• **Provided records**:
☆ ☆ ☆ ☆ ☆
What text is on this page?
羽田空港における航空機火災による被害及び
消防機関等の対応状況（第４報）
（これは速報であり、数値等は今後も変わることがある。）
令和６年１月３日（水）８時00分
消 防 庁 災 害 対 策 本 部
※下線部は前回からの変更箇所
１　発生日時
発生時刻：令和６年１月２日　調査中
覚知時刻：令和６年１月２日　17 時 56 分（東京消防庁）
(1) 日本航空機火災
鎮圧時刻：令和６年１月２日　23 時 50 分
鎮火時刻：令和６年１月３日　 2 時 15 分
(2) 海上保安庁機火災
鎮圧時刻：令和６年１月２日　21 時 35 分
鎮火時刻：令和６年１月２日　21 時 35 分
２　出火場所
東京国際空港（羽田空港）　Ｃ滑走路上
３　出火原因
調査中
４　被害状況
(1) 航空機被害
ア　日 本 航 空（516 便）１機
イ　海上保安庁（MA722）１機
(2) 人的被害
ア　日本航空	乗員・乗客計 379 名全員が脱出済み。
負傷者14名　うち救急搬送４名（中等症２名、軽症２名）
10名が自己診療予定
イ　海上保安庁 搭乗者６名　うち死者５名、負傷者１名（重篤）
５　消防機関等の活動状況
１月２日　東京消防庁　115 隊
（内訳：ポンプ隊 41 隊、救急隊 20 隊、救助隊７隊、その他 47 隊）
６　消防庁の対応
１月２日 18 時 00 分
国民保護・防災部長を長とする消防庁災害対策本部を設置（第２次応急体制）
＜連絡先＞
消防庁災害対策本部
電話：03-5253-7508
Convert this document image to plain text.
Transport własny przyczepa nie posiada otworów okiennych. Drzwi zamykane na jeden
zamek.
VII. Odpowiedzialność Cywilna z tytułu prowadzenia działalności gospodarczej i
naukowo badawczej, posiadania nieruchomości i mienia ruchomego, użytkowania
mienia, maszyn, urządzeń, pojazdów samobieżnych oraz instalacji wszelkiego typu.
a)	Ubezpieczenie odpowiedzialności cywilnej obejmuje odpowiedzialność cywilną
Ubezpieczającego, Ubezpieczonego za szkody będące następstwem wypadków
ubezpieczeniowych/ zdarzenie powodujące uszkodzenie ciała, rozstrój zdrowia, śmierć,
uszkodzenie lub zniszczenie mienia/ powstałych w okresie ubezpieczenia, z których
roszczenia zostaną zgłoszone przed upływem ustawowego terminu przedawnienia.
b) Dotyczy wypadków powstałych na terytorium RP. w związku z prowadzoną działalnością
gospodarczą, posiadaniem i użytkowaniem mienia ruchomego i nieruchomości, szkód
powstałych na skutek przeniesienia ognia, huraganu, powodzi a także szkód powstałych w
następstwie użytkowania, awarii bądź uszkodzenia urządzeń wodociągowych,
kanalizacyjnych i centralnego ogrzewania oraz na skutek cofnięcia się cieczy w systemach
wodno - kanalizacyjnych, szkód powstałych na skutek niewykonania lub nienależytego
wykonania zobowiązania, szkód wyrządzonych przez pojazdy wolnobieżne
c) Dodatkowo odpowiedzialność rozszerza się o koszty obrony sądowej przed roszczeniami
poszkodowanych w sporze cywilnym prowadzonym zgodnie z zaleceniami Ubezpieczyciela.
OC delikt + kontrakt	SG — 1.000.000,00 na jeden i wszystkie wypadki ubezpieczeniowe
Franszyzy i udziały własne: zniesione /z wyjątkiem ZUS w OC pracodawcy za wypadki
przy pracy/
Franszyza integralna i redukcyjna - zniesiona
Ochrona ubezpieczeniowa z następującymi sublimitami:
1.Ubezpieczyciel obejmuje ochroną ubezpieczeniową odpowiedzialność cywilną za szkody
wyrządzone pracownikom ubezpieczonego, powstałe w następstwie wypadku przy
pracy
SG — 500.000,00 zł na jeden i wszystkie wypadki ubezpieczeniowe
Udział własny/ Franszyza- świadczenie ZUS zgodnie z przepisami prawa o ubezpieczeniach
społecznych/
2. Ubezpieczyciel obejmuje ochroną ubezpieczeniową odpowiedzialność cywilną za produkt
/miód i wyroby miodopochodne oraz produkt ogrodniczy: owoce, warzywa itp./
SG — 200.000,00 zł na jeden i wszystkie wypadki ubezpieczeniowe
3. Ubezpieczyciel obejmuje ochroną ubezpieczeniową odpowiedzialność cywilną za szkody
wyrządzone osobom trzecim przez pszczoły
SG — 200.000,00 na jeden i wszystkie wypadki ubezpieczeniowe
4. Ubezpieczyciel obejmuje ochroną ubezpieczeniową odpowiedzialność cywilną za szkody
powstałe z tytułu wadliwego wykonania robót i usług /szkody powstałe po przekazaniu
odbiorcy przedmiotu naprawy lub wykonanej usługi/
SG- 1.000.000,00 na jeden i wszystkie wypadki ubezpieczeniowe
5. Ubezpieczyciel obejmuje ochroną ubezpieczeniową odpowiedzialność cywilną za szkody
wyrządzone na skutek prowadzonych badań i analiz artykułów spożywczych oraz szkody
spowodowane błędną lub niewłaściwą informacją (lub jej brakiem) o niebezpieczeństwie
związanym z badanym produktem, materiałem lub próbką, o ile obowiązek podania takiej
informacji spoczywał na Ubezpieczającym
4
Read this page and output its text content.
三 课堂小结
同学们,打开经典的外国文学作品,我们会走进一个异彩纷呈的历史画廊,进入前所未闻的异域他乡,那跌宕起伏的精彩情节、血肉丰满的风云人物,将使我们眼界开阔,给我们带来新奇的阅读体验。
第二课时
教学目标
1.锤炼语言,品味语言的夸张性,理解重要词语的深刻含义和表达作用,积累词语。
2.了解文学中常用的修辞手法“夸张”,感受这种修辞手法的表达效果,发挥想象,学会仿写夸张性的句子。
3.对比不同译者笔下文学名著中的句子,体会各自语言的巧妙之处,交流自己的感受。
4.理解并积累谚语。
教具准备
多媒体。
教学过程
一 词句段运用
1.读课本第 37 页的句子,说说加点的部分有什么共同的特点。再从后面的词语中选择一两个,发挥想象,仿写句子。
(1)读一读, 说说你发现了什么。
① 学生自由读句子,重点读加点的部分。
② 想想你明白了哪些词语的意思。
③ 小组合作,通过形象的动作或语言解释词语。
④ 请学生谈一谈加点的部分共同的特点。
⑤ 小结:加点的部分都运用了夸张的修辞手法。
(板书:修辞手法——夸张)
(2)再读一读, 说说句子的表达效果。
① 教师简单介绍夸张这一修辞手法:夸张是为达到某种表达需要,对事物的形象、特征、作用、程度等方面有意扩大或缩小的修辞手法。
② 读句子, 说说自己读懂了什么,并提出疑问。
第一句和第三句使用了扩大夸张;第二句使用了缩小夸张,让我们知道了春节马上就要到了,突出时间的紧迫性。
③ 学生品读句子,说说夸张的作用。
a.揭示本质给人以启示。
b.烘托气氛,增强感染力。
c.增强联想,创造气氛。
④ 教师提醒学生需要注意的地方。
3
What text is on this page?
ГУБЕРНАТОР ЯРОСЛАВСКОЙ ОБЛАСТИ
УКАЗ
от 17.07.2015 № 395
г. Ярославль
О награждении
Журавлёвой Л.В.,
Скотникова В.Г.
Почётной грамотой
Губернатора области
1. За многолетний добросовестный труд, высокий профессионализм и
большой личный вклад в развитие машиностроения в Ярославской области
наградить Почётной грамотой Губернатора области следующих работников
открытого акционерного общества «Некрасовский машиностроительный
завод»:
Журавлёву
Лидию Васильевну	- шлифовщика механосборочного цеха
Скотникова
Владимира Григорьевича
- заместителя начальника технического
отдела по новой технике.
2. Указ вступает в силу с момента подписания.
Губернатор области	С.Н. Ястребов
☆ ☆ ☆ ☆ ☆
• **The problem**:
Extract each entry in full, exactly as given.

• **Task output**:
What text is on this page?
羽田空港における航空機火災による被害及び
消防機関等の対応状況（第４報）
（これは速報であり、数値等は今後も変わることがある。）
令和６年１月３日（水）８時00分
消 防 庁 災 害 対 策 本 部
※下線部は前回からの変更箇所
１　発生日時
発生時刻：令和６年１月２日　調査中
覚知時刻：令和６年１月２日　17 時 56 分（東京消防庁）
(1) 日本航空機火災
鎮圧時刻：令和６年１月２日　23 時 50 分
鎮火時刻：令和６年１月３日　 2 時 15 分
(2) 海上保安庁機火災
鎮圧時刻：令和６年１月２日　21 時 35 分
鎮火時刻：令和６年１月２日　21 時 35 分
２　出火場所
東京国際空港（羽田空港）　Ｃ滑走路上
３　出火原因
調査中
４　被害状況
(1) 航空機被害
ア　日 本 航 空（516 便）１機
イ　海上保安庁（MA722）１機
(2) 人的被害
ア　日本航空	乗員・乗客計 379 名全員が脱出済み。
負傷者14名　うち救急搬送４名（中等症２名、軽症２名）
10名が自己診療予定
イ　海上保安庁 搭乗者６名　うち死者５名、負傷者１名（重篤）
５　消防機関等の活動状況
１月２日　東京消防庁　115 隊
（内訳：ポンプ隊 41 隊、救急隊 20 隊、救助隊７隊、その他 47 隊）
６　消防庁の対応
１月２日 18 時 00 分
国民保護・防災部長を長とする消防庁災害対策本部を設置（第２次応急体制）
＜連絡先＞
消防庁災害対策本部
電話：03-5253-7508
Convert this document image to plain text.
Transport własny przyczepa nie posiada otworów okiennych. Drzwi zamykane na jeden
zamek.
VII. Odpowiedzialność Cywilna z tytułu prowadzenia działalności gospodarczej i
naukowo badawczej, posiadania nieruchomości i mienia ruchomego, użytkowania
mienia, maszyn, urządzeń, pojazdów samobieżnych oraz instalacji wszelkiego typu.
a)	Ubezpieczenie odpowiedzialności cywilnej obejmuje odpowiedzialność cywilną
Ubezpieczającego, Ubezpieczonego za szkody będące następstwem wypadków
ubezpieczeniowych/ zdarzenie powodujące uszkodzenie ciała, rozstrój zdrowia, śmierć,
uszkodzenie lub zniszczenie mienia/ powstałych w okresie ubezpieczenia, z których
roszczenia zostaną zgłoszone przed upływem ustawowego terminu przedawnienia.
b) Dotyczy wypadków powstałych na terytorium RP. w związku z prowadzoną działalnością
gospodarczą, posiadaniem i użytkowaniem mienia ruchomego i nieruchomości, szkód
powstałych na skutek przeniesienia ognia, huraganu, powodzi a także szkód powstałych w
następstwie użytkowania, awarii bądź uszkodzenia urządzeń wodociągowych,
kanalizacyjnych i centralnego ogrzewania oraz na skutek cofnięcia się cieczy w systemach
wodno - kanalizacyjnych, szkód powstałych na skutek niewykonania lub nienależytego
wykonania zobowiązania, szkód wyrządzonych przez pojazdy wolnobieżne
c) Dodatkowo odpowiedzialność rozszerza się o koszty obrony sądowej przed roszczeniami
poszkodowanych w sporze cywilnym prowadzonym zgodnie z zaleceniami Ubezpieczyciela.
OC delikt + kontrakt	SG — 1.000.000,00 na jeden i wszystkie wypadki ubezpieczeniowe
Franszyzy i udziały własne: zniesione /z wyjątkiem ZUS w OC pracodawcy za wypadki
przy pracy/
Franszyza integralna i redukcyjna - zniesiona
Ochrona ubezpieczeniowa z następującymi sublimitami:
1.Ubezpieczyciel obejmuje ochroną ubezpieczeniową odpowiedzialność cywilną za szkody
wyrządzone pracownikom ubezpieczonego, powstałe w następstwie wypadku przy
pracy
SG — 500.000,00 zł na jeden i wszystkie wypadki ubezpieczeniowe
Udział własny/ Franszyza- świadczenie ZUS zgodnie z przepisami prawa o ubezpieczeniach
społecznych/
2. Ubezpieczyciel obejmuje ochroną ubezpieczeniową odpowiedzialność cywilną za produkt
/miód i wyroby miodopochodne oraz produkt ogrodniczy: owoce, warzywa itp./
SG — 200.000,00 zł na jeden i wszystkie wypadki ubezpieczeniowe
3. Ubezpieczyciel obejmuje ochroną ubezpieczeniową odpowiedzialność cywilną za szkody
wyrządzone osobom trzecim przez pszczoły
SG — 200.000,00 na jeden i wszystkie wypadki ubezpieczeniowe
4. Ubezpieczyciel obejmuje ochroną ubezpieczeniową odpowiedzialność cywilną za szkody
powstałe z tytułu wadliwego wykonania robót i usług /szkody powstałe po przekazaniu
odbiorcy przedmiotu naprawy lub wykonanej usługi/
SG- 1.000.000,00 na jeden i wszystkie wypadki ubezpieczeniowe
5. Ubezpieczyciel obejmuje ochroną ubezpieczeniową odpowiedzialność cywilną za szkody
wyrządzone na skutek prowadzonych badań i analiz artykułów spożywczych oraz szkody
spowodowane błędną lub niewłaściwą informacją (lub jej brakiem) o niebezpieczeństwie
związanym z badanym produktem, materiałem lub próbką, o ile obowiązek podania takiej
informacji spoczywał na Ubezpieczającym
4
Read this page and output its text content.
三 课堂小结
同学们,打开经典的外国文学作品,我们会走进一个异彩纷呈的历史画廊,进入前所未闻的异域他乡,那跌宕起伏的精彩情节、血肉丰满的风云人物,将使我们眼界开阔,给我们带来新奇的阅读体验。
第二课时
教学目标
1.锤炼语言,品味语言的夸张性,理解重要词语的深刻含义和表达作用,积累词语。
2.了解文学中常用的修辞手法“夸张”,感受这种修辞手法的表达效果,发挥想象,学会仿写夸张性的句子。
3.对比不同译者笔下文学名著中的句子,体会各自语言的巧妙之处,交流自己的感受。
4.理解并积累谚语。
教具准备
多媒体。
教学过程
一 词句段运用
1.读课本第 37 页的句子,说说加点的部分有什么共同的特点。再从后面的词语中选择一两个,发挥想象,仿写句子。
(1)读一读, 说说你发现了什么。
① 学生自由读句子,重点读加点的部分。
② 想想你明白了哪些词语的意思。
③ 小组合作,通过形象的动作或语言解释词语。
④ 请学生谈一谈加点的部分共同的特点。
⑤ 小结:加点的部分都运用了夸张的修辞手法。
(板书:修辞手法——夸张)
(2)再读一读, 说说句子的表达效果。
① 教师简单介绍夸张这一修辞手法:夸张是为达到某种表达需要,对事物的形象、特征、作用、程度等方面有意扩大或缩小的修辞手法。
② 读句子, 说说自己读懂了什么,并提出疑问。
第一句和第三句使用了扩大夸张;第二句使用了缩小夸张,让我们知道了春节马上就要到了,突出时间的紧迫性。
③ 学生品读句子,说说夸张的作用。
a.揭示本质给人以启示。
b.烘托气氛,增强感染力。
c.增强联想,创造气氛。
④ 教师提醒学生需要注意的地方。
3
What text is on this page?
ГУБЕРНАТОР ЯРОСЛАВСКОЙ ОБЛАСТИ
УКАЗ
от 17.07.2015 № 395
г. Ярославль
О награждении
Журавлёвой Л.В.,
Скотникова В.Г.
Почётной грамотой
Губернатора области
1. За многолетний добросовестный труд, высокий профессионализм и
большой личный вклад в развитие машиностроения в Ярославской области
наградить Почётной грамотой Губернатора области следующих работников
открытого акционерного общества «Некрасовский машиностроительный
завод»:
Журавлёву
Лидию Васильевну	- шлифовщика механосборочного цеха
Скотникова
Владимира Григорьевича
- заместителя начальника технического
отдела по новой технике.
2. Указ вступает в силу с момента подписания.
Губернатор области	С.Н. Ястребов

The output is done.